All of the data should be repeated exactly; pictures are not part of the copy.

Records from a collection of figures
====================
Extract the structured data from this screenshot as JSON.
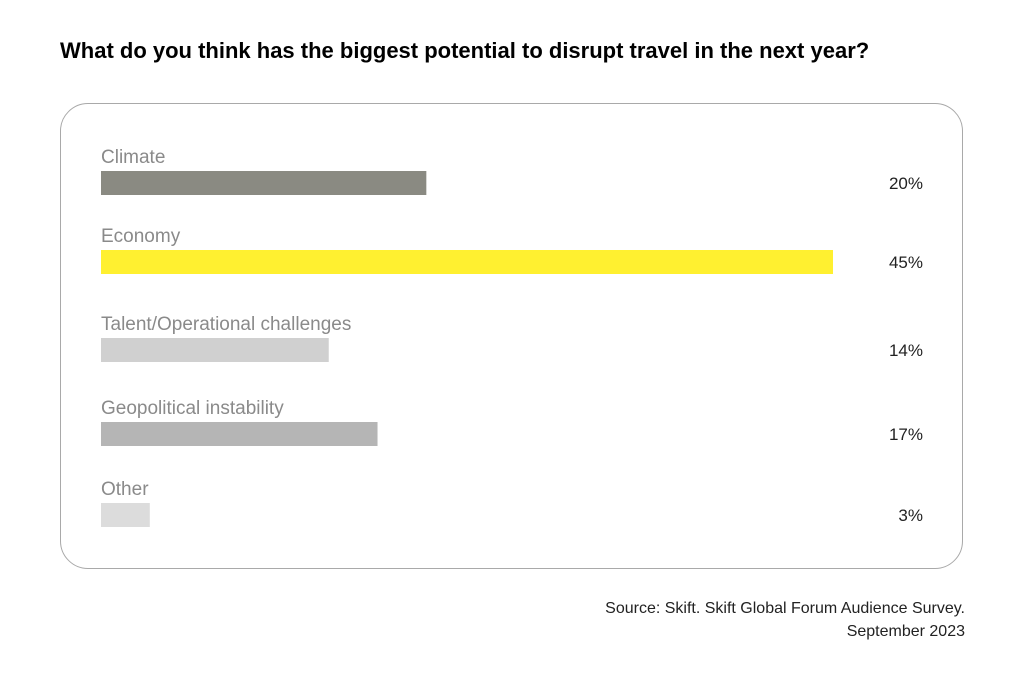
{
  "chart_data": {
    "type": "bar",
    "orientation": "horizontal",
    "title": "What do you think has the biggest potential to disrupt travel in the next year?",
    "categories": [
      "Climate",
      "Economy",
      "Talent/Operational challenges",
      "Geopolitical instability",
      "Other"
    ],
    "values": [
      20,
      45,
      14,
      17,
      3
    ],
    "value_labels": [
      "20%",
      "45%",
      "14%",
      "17%",
      "3%"
    ],
    "unit": "%",
    "colors": [
      "#8a8a82",
      "#fff030",
      "#d0d0d0",
      "#b5b5b5",
      "#dcdcdc"
    ],
    "xlim": [
      0,
      45
    ],
    "grid": false,
    "legend": "none"
  },
  "source": {
    "line1": "Source: Skift. Skift Global Forum Audience Survey.",
    "line2": "September 2023"
  }
}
====================
**Exercise solution**:
Extract the structured data from this screenshot as JSON.
{
  "chart_data": {
    "type": "bar",
    "orientation": "horizontal",
    "title": "What do you think has the biggest potential to disrupt travel in the next year?",
    "categories": [
      "Climate",
      "Economy",
      "Talent/Operational challenges",
      "Geopolitical instability",
      "Other"
    ],
    "values": [
      20,
      45,
      14,
      17,
      3
    ],
    "value_labels": [
      "20%",
      "45%",
      "14%",
      "17%",
      "3%"
    ],
    "unit": "%",
    "colors": [
      "#8a8a82",
      "#fff030",
      "#d0d0d0",
      "#b5b5b5",
      "#dcdcdc"
    ],
    "xlim": [
      0,
      45
    ],
    "grid": false,
    "legend": "none"
  },
  "source": {
    "line1": "Source: Skift. Skift Global Forum Audience Survey.",
    "line2": "September 2023"
  }
}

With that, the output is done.